(INPUT DATA):
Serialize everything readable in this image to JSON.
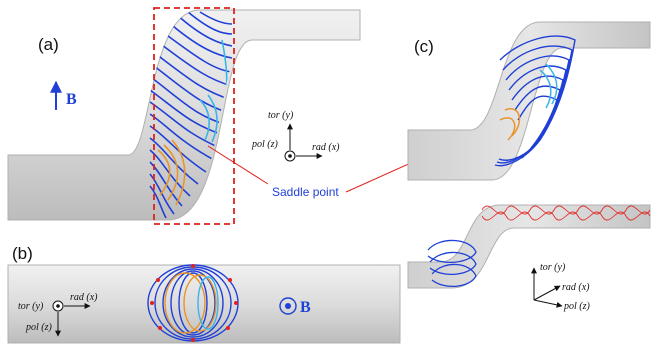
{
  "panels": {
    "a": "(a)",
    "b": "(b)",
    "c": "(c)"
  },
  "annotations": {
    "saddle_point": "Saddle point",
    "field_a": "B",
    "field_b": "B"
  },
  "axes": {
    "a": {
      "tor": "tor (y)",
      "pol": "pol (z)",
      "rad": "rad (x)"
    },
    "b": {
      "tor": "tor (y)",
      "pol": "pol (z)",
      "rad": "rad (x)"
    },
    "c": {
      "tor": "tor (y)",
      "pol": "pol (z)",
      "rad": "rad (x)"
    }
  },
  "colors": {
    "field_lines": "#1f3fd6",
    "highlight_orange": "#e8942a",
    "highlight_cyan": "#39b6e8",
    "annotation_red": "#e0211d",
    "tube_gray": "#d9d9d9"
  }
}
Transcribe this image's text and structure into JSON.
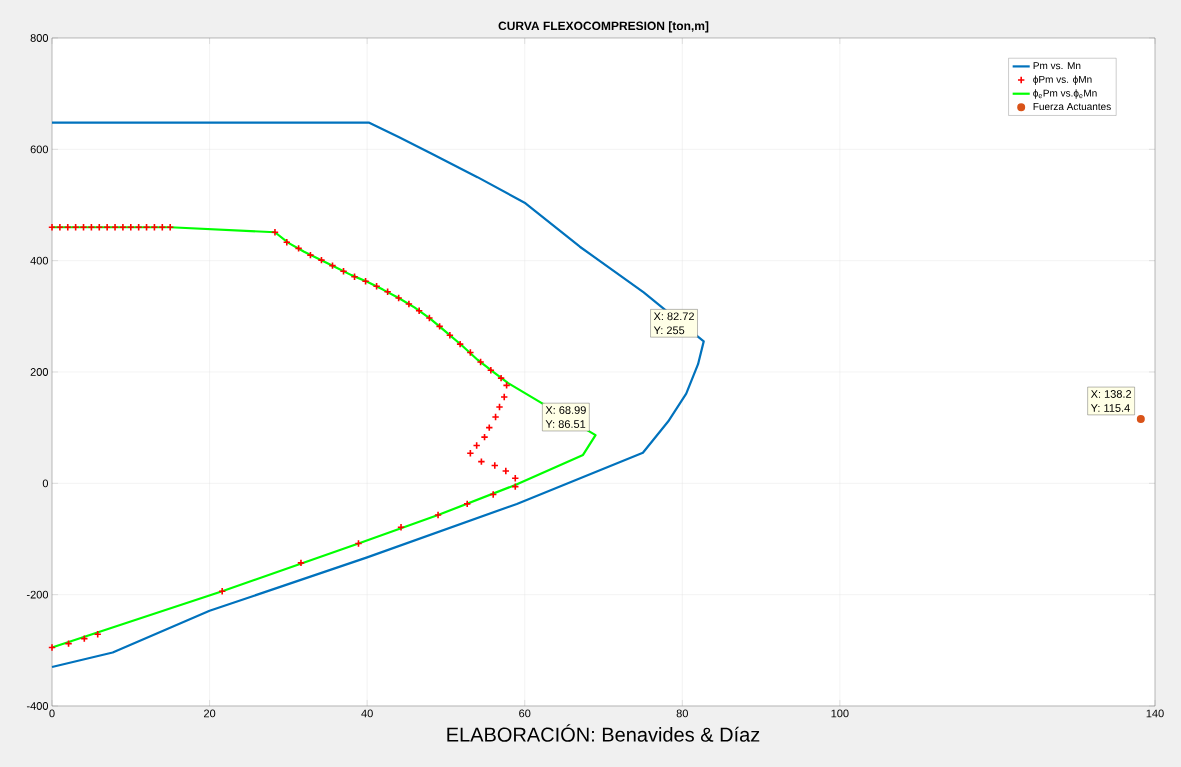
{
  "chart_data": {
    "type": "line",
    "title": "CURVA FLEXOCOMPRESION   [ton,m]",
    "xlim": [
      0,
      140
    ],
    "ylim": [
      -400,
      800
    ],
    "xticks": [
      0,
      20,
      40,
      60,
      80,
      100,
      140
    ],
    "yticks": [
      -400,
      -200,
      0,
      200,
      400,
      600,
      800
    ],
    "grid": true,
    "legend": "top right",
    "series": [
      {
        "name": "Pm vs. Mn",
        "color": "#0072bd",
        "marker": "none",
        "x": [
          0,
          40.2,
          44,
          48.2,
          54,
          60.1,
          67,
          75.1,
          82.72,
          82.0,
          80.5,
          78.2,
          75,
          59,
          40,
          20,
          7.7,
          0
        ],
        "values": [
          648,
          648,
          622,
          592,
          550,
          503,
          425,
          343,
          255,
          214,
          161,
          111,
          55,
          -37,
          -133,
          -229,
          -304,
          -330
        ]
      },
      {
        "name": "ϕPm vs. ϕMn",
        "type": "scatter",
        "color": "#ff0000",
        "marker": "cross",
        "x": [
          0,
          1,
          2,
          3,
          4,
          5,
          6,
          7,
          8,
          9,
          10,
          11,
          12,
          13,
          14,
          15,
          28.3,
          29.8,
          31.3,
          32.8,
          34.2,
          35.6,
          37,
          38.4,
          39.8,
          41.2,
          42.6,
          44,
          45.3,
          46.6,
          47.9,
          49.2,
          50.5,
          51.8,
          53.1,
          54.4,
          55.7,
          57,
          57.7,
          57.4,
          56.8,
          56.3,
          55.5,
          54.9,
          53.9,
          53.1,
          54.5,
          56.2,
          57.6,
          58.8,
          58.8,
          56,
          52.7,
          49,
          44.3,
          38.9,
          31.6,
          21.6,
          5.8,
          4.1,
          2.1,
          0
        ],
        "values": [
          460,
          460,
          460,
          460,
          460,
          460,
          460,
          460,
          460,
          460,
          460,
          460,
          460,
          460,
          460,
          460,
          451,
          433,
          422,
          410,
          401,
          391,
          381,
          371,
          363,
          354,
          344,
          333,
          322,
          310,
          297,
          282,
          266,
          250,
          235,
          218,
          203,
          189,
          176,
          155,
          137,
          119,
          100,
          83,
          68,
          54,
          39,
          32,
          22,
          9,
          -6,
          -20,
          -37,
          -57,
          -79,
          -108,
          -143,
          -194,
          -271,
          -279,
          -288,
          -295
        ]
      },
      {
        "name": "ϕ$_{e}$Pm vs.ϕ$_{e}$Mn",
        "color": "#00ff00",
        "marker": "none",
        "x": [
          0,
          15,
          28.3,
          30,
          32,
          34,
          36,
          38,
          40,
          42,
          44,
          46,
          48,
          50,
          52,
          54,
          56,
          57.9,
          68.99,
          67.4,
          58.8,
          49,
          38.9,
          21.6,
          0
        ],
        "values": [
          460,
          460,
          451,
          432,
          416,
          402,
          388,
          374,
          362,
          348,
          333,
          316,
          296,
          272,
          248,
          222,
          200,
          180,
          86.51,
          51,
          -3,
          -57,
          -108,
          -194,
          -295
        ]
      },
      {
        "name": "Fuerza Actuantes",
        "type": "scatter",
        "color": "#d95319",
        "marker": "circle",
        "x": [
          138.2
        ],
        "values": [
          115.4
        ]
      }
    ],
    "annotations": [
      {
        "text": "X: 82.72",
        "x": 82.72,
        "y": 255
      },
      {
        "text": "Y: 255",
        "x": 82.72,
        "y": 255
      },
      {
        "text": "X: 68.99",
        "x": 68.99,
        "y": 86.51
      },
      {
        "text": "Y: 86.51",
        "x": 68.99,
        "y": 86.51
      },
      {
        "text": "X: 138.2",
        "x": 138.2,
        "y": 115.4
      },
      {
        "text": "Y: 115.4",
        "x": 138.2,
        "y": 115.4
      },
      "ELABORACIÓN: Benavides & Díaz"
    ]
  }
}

(WHAT YOU ARE ASKED TO DO): What is needed is an exact reproduction of the data, pictures excluded.

(SOLUTION TO THE PROBLEM):
Serialize everything readable in this image to JSON.
{
  "panels": {
    "a": "(a)",
    "b": "(b)",
    "c": "(c)"
  },
  "annotations": {
    "saddle_point": "Saddle point",
    "field_a": "B",
    "field_b": "B"
  },
  "axes": {
    "a": {
      "tor": "tor (y)",
      "pol": "pol (z)",
      "rad": "rad (x)"
    },
    "b": {
      "tor": "tor (y)",
      "pol": "pol (z)",
      "rad": "rad (x)"
    },
    "c": {
      "tor": "tor (y)",
      "pol": "pol (z)",
      "rad": "rad (x)"
    }
  },
  "colors": {
    "field_lines": "#1f3fd6",
    "highlight_orange": "#e8942a",
    "highlight_cyan": "#39b6e8",
    "annotation_red": "#e0211d",
    "tube_gray": "#d9d9d9"
  }
}
Transcribe this image's text and structure into JSON.
{
  "chart_data": {
    "type": "line",
    "title": "CURVA FLEXOCOMPRESION   [ton,m]",
    "xlim": [
      0,
      140
    ],
    "ylim": [
      -400,
      800
    ],
    "xticks": [
      0,
      20,
      40,
      60,
      80,
      100,
      140
    ],
    "yticks": [
      -400,
      -200,
      0,
      200,
      400,
      600,
      800
    ],
    "grid": true,
    "legend": "top right",
    "series": [
      {
        "name": "Pm vs. Mn",
        "color": "#0072bd",
        "marker": "none",
        "x": [
          0,
          40.2,
          44,
          48.2,
          54,
          60.1,
          67,
          75.1,
          82.72,
          82.0,
          80.5,
          78.2,
          75,
          59,
          40,
          20,
          7.7,
          0
        ],
        "values": [
          648,
          648,
          622,
          592,
          550,
          503,
          425,
          343,
          255,
          214,
          161,
          111,
          55,
          -37,
          -133,
          -229,
          -304,
          -330
        ]
      },
      {
        "name": "ϕPm vs. ϕMn",
        "type": "scatter",
        "color": "#ff0000",
        "marker": "cross",
        "x": [
          0,
          1,
          2,
          3,
          4,
          5,
          6,
          7,
          8,
          9,
          10,
          11,
          12,
          13,
          14,
          15,
          28.3,
          29.8,
          31.3,
          32.8,
          34.2,
          35.6,
          37,
          38.4,
          39.8,
          41.2,
          42.6,
          44,
          45.3,
          46.6,
          47.9,
          49.2,
          50.5,
          51.8,
          53.1,
          54.4,
          55.7,
          57,
          57.7,
          57.4,
          56.8,
          56.3,
          55.5,
          54.9,
          53.9,
          53.1,
          54.5,
          56.2,
          57.6,
          58.8,
          58.8,
          56,
          52.7,
          49,
          44.3,
          38.9,
          31.6,
          21.6,
          5.8,
          4.1,
          2.1,
          0
        ],
        "values": [
          460,
          460,
          460,
          460,
          460,
          460,
          460,
          460,
          460,
          460,
          460,
          460,
          460,
          460,
          460,
          460,
          451,
          433,
          422,
          410,
          401,
          391,
          381,
          371,
          363,
          354,
          344,
          333,
          322,
          310,
          297,
          282,
          266,
          250,
          235,
          218,
          203,
          189,
          176,
          155,
          137,
          119,
          100,
          83,
          68,
          54,
          39,
          32,
          22,
          9,
          -6,
          -20,
          -37,
          -57,
          -79,
          -108,
          -143,
          -194,
          -271,
          -279,
          -288,
          -295
        ]
      },
      {
        "name": "ϕ$_{e}$Pm vs.ϕ$_{e}$Mn",
        "color": "#00ff00",
        "marker": "none",
        "x": [
          0,
          15,
          28.3,
          30,
          32,
          34,
          36,
          38,
          40,
          42,
          44,
          46,
          48,
          50,
          52,
          54,
          56,
          57.9,
          68.99,
          67.4,
          58.8,
          49,
          38.9,
          21.6,
          0
        ],
        "values": [
          460,
          460,
          451,
          432,
          416,
          402,
          388,
          374,
          362,
          348,
          333,
          316,
          296,
          272,
          248,
          222,
          200,
          180,
          86.51,
          51,
          -3,
          -57,
          -108,
          -194,
          -295
        ]
      },
      {
        "name": "Fuerza Actuantes",
        "type": "scatter",
        "color": "#d95319",
        "marker": "circle",
        "x": [
          138.2
        ],
        "values": [
          115.4
        ]
      }
    ],
    "annotations": [
      {
        "text": "X: 82.72",
        "x": 82.72,
        "y": 255
      },
      {
        "text": "Y: 255",
        "x": 82.72,
        "y": 255
      },
      {
        "text": "X: 68.99",
        "x": 68.99,
        "y": 86.51
      },
      {
        "text": "Y: 86.51",
        "x": 68.99,
        "y": 86.51
      },
      {
        "text": "X: 138.2",
        "x": 138.2,
        "y": 115.4
      },
      {
        "text": "Y: 115.4",
        "x": 138.2,
        "y": 115.4
      },
      "ELABORACIÓN: Benavides & Díaz"
    ]
  }
}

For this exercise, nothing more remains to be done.